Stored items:
* * * * * * *
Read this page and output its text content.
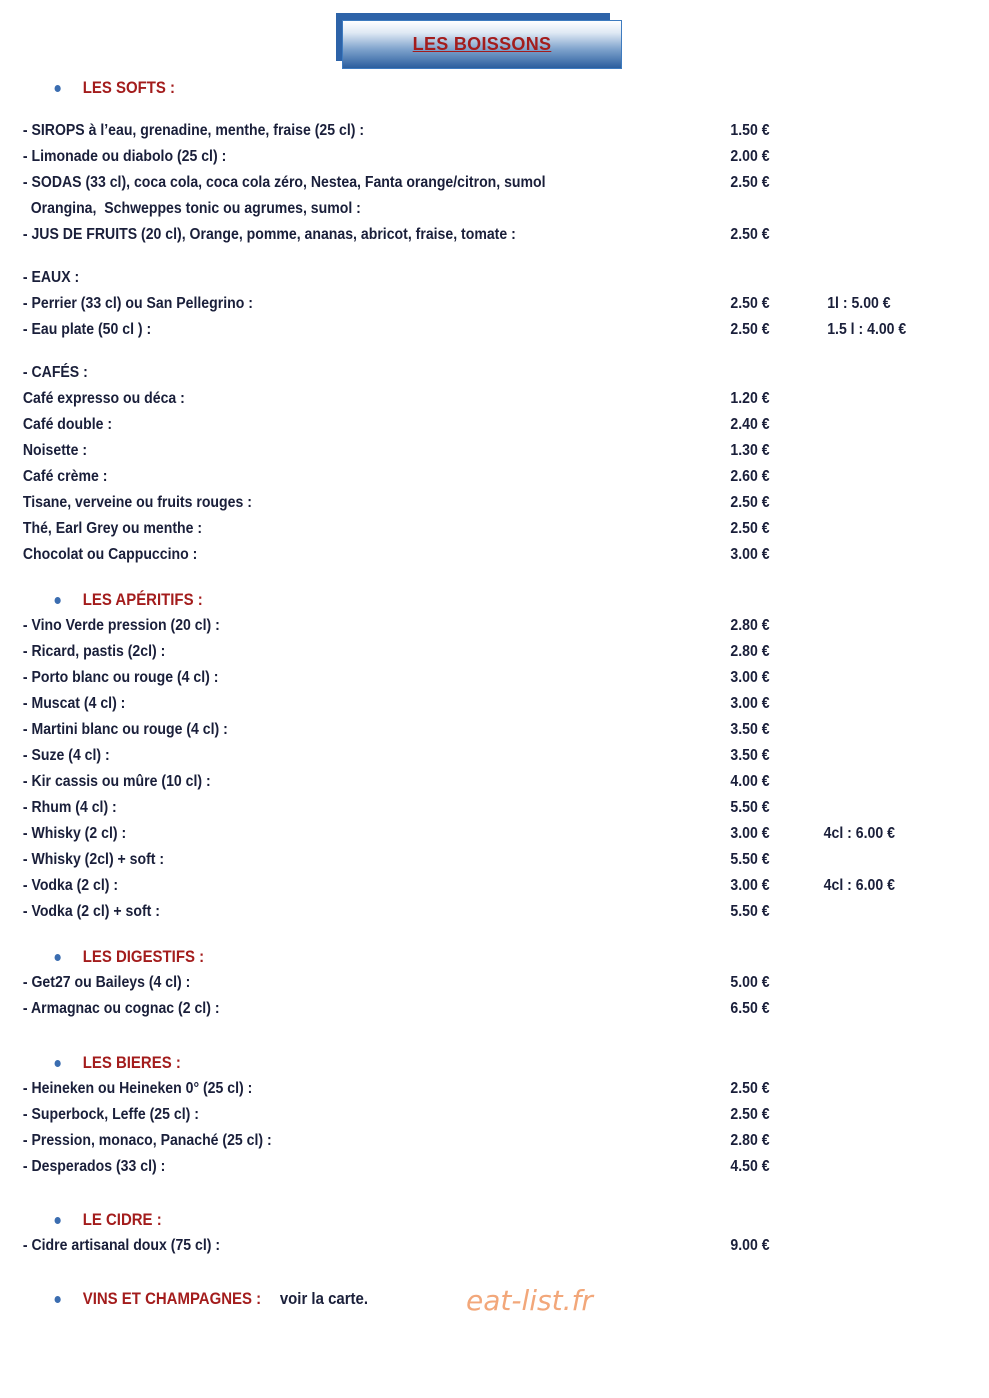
LES BOISSONS
LES SOFTS :
- SIROPS à l’eau, grenadine, menthe, fraise (25 cl) :	1.50 €
- Limonade ou diabolo (25 cl) :	2.00 €
- SODAS (33 cl), coca cola, coca cola zéro, Nestea, Fanta orange/citron, sumol	2.50 €
Orangina,  Schweppes tonic ou agrumes, sumol :
- JUS DE FRUITS (20 cl), Orange, pomme, ananas, abricot, fraise, tomate :	2.50 €
- EAUX :
- Perrier (33 cl) ou San Pellegrino :	2.50 €	1l : 5.00 €
- Eau plate (50 cl ) :	2.50 €	1.5 l : 4.00 €
- CAFÉS :
Café expresso ou déca :	1.20 €
Café double :	2.40 €
Noisette :	1.30 €
Café crème :	2.60 €
Tisane, verveine ou fruits rouges :	2.50 €
Thé, Earl Grey ou menthe :	2.50 €
Chocolat ou Cappuccino :	3.00 €
LES APÉRITIFS :
- Vino Verde pression (20 cl) :	2.80 €
- Ricard, pastis (2cl) :	2.80 €
- Porto blanc ou rouge (4 cl) :	3.00 €
- Muscat (4 cl) :	3.00 €
- Martini blanc ou rouge (4 cl) :	3.50 €
- Suze (4 cl) :	3.50 €
- Kir cassis ou mûre (10 cl) :	4.00 €
- Rhum (4 cl) :	5.50 €
- Whisky (2 cl) :	3.00 €	4cl : 6.00 €
- Whisky (2cl) + soft :	5.50 €
- Vodka (2 cl) :	3.00 €	4cl : 6.00 €
- Vodka (2 cl) + soft :	5.50 €
LES DIGESTIFS :
- Get27 ou Baileys (4 cl) :	5.00 €
- Armagnac ou cognac (2 cl) :	6.50 €
LES BIERES :
- Heineken ou Heineken 0° (25 cl) :	2.50 €
- Superbock, Leffe (25 cl) :	2.50 €
- Pression, monaco, Panaché (25 cl) :	2.80 €
- Desperados (33 cl) :	4.50 €
LE CIDRE :
- Cidre artisanal doux (75 cl) :	9.00 €
VINS ET CHAMPAGNES : voir la carte.	eat-list.fr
* * * * * * *
> Stated exercise
Write every record out again exactly; no pictures belong in the copy.

> Answer to the task
Read this page and output its text content.
LES BOISSONS
LES SOFTS :
- SIROPS à l’eau, grenadine, menthe, fraise (25 cl) :	1.50 €
- Limonade ou diabolo (25 cl) :	2.00 €
- SODAS (33 cl), coca cola, coca cola zéro, Nestea, Fanta orange/citron, sumol	2.50 €
Orangina,  Schweppes tonic ou agrumes, sumol :
- JUS DE FRUITS (20 cl), Orange, pomme, ananas, abricot, fraise, tomate :	2.50 €
- EAUX :
- Perrier (33 cl) ou San Pellegrino :	2.50 €	1l : 5.00 €
- Eau plate (50 cl ) :	2.50 €	1.5 l : 4.00 €
- CAFÉS :
Café expresso ou déca :	1.20 €
Café double :	2.40 €
Noisette :	1.30 €
Café crème :	2.60 €
Tisane, verveine ou fruits rouges :	2.50 €
Thé, Earl Grey ou menthe :	2.50 €
Chocolat ou Cappuccino :	3.00 €
LES APÉRITIFS :
- Vino Verde pression (20 cl) :	2.80 €
- Ricard, pastis (2cl) :	2.80 €
- Porto blanc ou rouge (4 cl) :	3.00 €
- Muscat (4 cl) :	3.00 €
- Martini blanc ou rouge (4 cl) :	3.50 €
- Suze (4 cl) :	3.50 €
- Kir cassis ou mûre (10 cl) :	4.00 €
- Rhum (4 cl) :	5.50 €
- Whisky (2 cl) :	3.00 €	4cl : 6.00 €
- Whisky (2cl) + soft :	5.50 €
- Vodka (2 cl) :	3.00 €	4cl : 6.00 €
- Vodka (2 cl) + soft :	5.50 €
LES DIGESTIFS :
- Get27 ou Baileys (4 cl) :	5.00 €
- Armagnac ou cognac (2 cl) :	6.50 €
LES BIERES :
- Heineken ou Heineken 0° (25 cl) :	2.50 €
- Superbock, Leffe (25 cl) :	2.50 €
- Pression, monaco, Panaché (25 cl) :	2.80 €
- Desperados (33 cl) :	4.50 €
LE CIDRE :
- Cidre artisanal doux (75 cl) :	9.00 €
VINS ET CHAMPAGNES : voir la carte.	eat-list.fr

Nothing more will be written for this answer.